§ Task
Can you reproduce word for word the stretch of lines below from the one containing "pinned-tab-2[interactable]: V xyxy=(48,29,88,63)" through the one containing "app-menu-button[interactable]: ☰ xyxy=(1242,73,1272,103)", including both of those lines?

§ Excerpted data
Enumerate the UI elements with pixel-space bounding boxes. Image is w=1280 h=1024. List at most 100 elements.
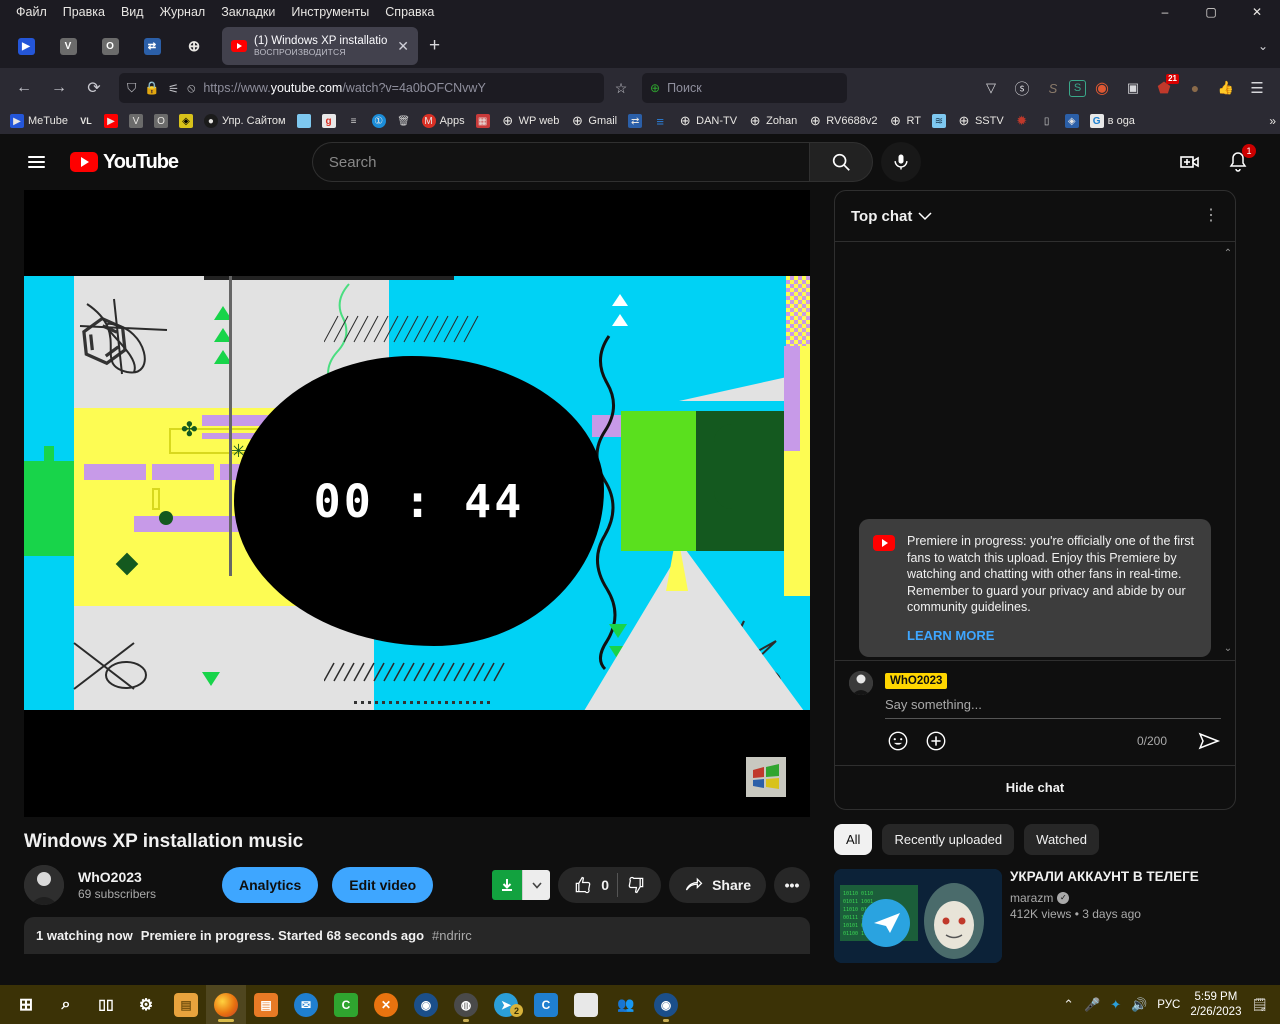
pinned-tab-2[interactable]: V xyxy=(48,29,88,63)
document-button[interactable] xyxy=(566,985,606,1024)
thumbs-icon[interactable]: 👍 xyxy=(1211,73,1241,103)
settings-button[interactable]: ⚙ xyxy=(126,985,166,1024)
search-input[interactable]: Search xyxy=(311,142,809,182)
screenshot-icon[interactable]: ▣ xyxy=(1118,73,1148,103)
app-menu-button[interactable]: ☰ xyxy=(1242,73,1272,103)
pinned-tab-5[interactable]: ⊕ xyxy=(174,29,214,63)
script-icon[interactable]: S xyxy=(1038,73,1068,103)
back-button[interactable]: ← xyxy=(8,73,40,103)
users-button[interactable]: 👥 xyxy=(606,985,646,1024)
bookmarks-overflow-icon[interactable]: » xyxy=(1269,114,1276,128)
bookmark-gmail[interactable]: ⊕ Gmail xyxy=(566,112,621,130)
obs-button[interactable]: ◍ xyxy=(446,985,486,1024)
chip-all[interactable]: All xyxy=(834,824,873,855)
hide-chat-button[interactable]: Hide chat xyxy=(835,765,1235,809)
suggested-video[interactable]: 10110 0110 01011 1001 11010 0101 00111 110… xyxy=(834,869,1236,963)
bookmark-site-manager[interactable]: ● Упр. Сайтом xyxy=(200,112,290,130)
menu-history[interactable]: Журнал xyxy=(152,2,214,22)
menu-edit[interactable]: Правка xyxy=(55,2,113,22)
bookmark-vl[interactable]: VL xyxy=(75,112,97,130)
learn-more-link[interactable]: LEARN MORE xyxy=(907,628,1197,643)
forward-button[interactable]: → xyxy=(43,73,75,103)
start-button[interactable]: ⊞ xyxy=(6,985,46,1024)
chat-message-input[interactable]: Say something... xyxy=(885,689,1221,719)
bookmark-phone[interactable]: ▯ xyxy=(1036,112,1058,130)
share-button[interactable]: Share xyxy=(669,867,766,903)
create-video-icon[interactable] xyxy=(1170,142,1210,182)
download-dropdown-icon[interactable] xyxy=(522,870,551,900)
maximize-button[interactable]: ▢ xyxy=(1188,0,1234,24)
pocket-icon[interactable]: ▽ xyxy=(976,73,1006,103)
bookmark-v[interactable]: V xyxy=(125,112,147,130)
firefox-button[interactable] xyxy=(206,985,246,1024)
bookmark-sstv[interactable]: ⊕ SSTV xyxy=(953,112,1008,130)
bookmark-youtube[interactable]: ▶ xyxy=(100,112,122,130)
shield-icon[interactable]: ⛉ xyxy=(127,81,136,96)
bookmark-google[interactable]: g xyxy=(318,112,340,130)
bookmark-v-oga[interactable]: Gв oga xyxy=(1086,112,1139,130)
bookmark-image[interactable] xyxy=(293,112,315,130)
language-indicator[interactable]: РУС xyxy=(1157,999,1180,1011)
bookmark-diamond[interactable]: ◈ xyxy=(175,112,197,130)
chip-watched[interactable]: Watched xyxy=(1024,824,1099,855)
menu-bookmarks[interactable]: Закладки xyxy=(213,2,283,22)
avatar[interactable] xyxy=(849,671,873,695)
pinned-tab-3[interactable]: O xyxy=(90,29,130,63)
bookmark-metube[interactable]: ▶ MeTube xyxy=(6,112,72,130)
scroll-down-icon[interactable]: ⌄ xyxy=(1224,643,1232,654)
bookmark-circle-one[interactable]: ① xyxy=(368,112,390,130)
avatar[interactable] xyxy=(24,865,64,905)
menu-help[interactable]: Справка xyxy=(377,2,442,22)
bookmark-trash[interactable]: 🗑 xyxy=(393,112,415,130)
menu-tools[interactable]: Инструменты xyxy=(283,2,377,22)
scroll-up-icon[interactable]: ⌃ xyxy=(1224,248,1232,259)
s-box-icon[interactable]: S xyxy=(1069,79,1086,97)
bookmark-waves[interactable]: ≋ xyxy=(928,112,950,130)
thunderbird-button[interactable]: ✉ xyxy=(286,985,326,1024)
chat-scrollbar[interactable]: ⌃ ⌄ xyxy=(1223,248,1233,654)
vmware-button[interactable]: ▤ xyxy=(246,985,286,1024)
steam-2-button[interactable]: ◉ xyxy=(646,985,686,1024)
microphone-icon[interactable]: 🎤 xyxy=(1084,997,1100,1013)
search-button[interactable]: ⌕ xyxy=(46,985,86,1024)
monkey-icon[interactable]: ● xyxy=(1180,73,1210,103)
browser-search-bar[interactable]: ⊕ Поиск xyxy=(642,73,847,103)
no-tracking-icon[interactable]: ⦸ xyxy=(187,81,195,96)
bookmark-blue-list[interactable]: ≡ xyxy=(649,112,671,130)
clock[interactable]: 5:59 PM 2/26/2023 xyxy=(1190,990,1241,1019)
hashtag-link[interactable]: #ndrirc xyxy=(432,928,472,943)
xlite-button[interactable]: ✕ xyxy=(366,985,406,1024)
bookmark-list[interactable]: ≡ xyxy=(343,112,365,130)
video-player[interactable]: ✤ ✳ ⌬ 00: 44 xyxy=(24,190,810,817)
microphone-icon[interactable] xyxy=(880,142,921,182)
menu-view[interactable]: Вид xyxy=(113,2,152,22)
video-thumbnail[interactable]: 10110 0110 01011 1001 11010 0101 00111 110… xyxy=(834,869,1002,963)
tab-close-icon[interactable]: ✕ xyxy=(394,38,412,55)
youtube-logo[interactable]: YouTube xyxy=(70,151,179,174)
bookmark-star-icon[interactable]: ☆ xyxy=(607,73,635,103)
menu-file[interactable]: Файл xyxy=(8,2,55,22)
like-dislike-group[interactable]: 0 xyxy=(558,867,662,903)
chat-messages[interactable]: ⌃ ⌄ Premiere in progress: you're officia… xyxy=(835,242,1235,660)
cisco-button[interactable]: C xyxy=(326,985,366,1024)
file-explorer-button[interactable]: ▤ xyxy=(166,985,206,1024)
bookmark-o[interactable]: O xyxy=(150,112,172,130)
bookmark-grid[interactable]: ▦ xyxy=(472,112,494,130)
active-tab[interactable]: (1) Windows XP installation music ВОСПРО… xyxy=(222,27,418,65)
bookmark-wp-web[interactable]: ⊕ WP web xyxy=(497,112,564,130)
close-button[interactable]: ✕ xyxy=(1234,0,1280,24)
task-view-button[interactable]: ▯▯ xyxy=(86,985,126,1024)
chat-more-icon[interactable]: ⋮ xyxy=(1203,208,1219,224)
bookmark-apps[interactable]: M Apps xyxy=(418,112,469,130)
permissions-icon[interactable]: ⚟ xyxy=(168,81,179,96)
bookmark-dan-tv[interactable]: ⊕ DAN-TV xyxy=(674,112,741,130)
lock-icon[interactable]: 🔒 xyxy=(144,81,160,96)
notification-center-icon[interactable]: 🗒 xyxy=(1251,997,1268,1013)
minimize-button[interactable]: – xyxy=(1142,0,1188,24)
hamburger-icon[interactable] xyxy=(16,142,56,182)
channel-name[interactable]: WhO2023 xyxy=(78,869,208,885)
chrome-button[interactable]: C xyxy=(526,985,566,1024)
chip-recently-uploaded[interactable]: Recently uploaded xyxy=(882,824,1015,855)
download-arrow-icon[interactable] xyxy=(492,870,523,900)
analytics-button[interactable]: Analytics xyxy=(222,867,319,903)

§ Solution for this task
pinned-tab-2[interactable]: V xyxy=(48,29,88,63)
document-button[interactable] xyxy=(566,985,606,1024)
thumbs-icon[interactable]: 👍 xyxy=(1211,73,1241,103)
settings-button[interactable]: ⚙ xyxy=(126,985,166,1024)
search-input[interactable]: Search xyxy=(311,142,809,182)
screenshot-icon[interactable]: ▣ xyxy=(1118,73,1148,103)
app-menu-button[interactable]: ☰ xyxy=(1242,73,1272,103)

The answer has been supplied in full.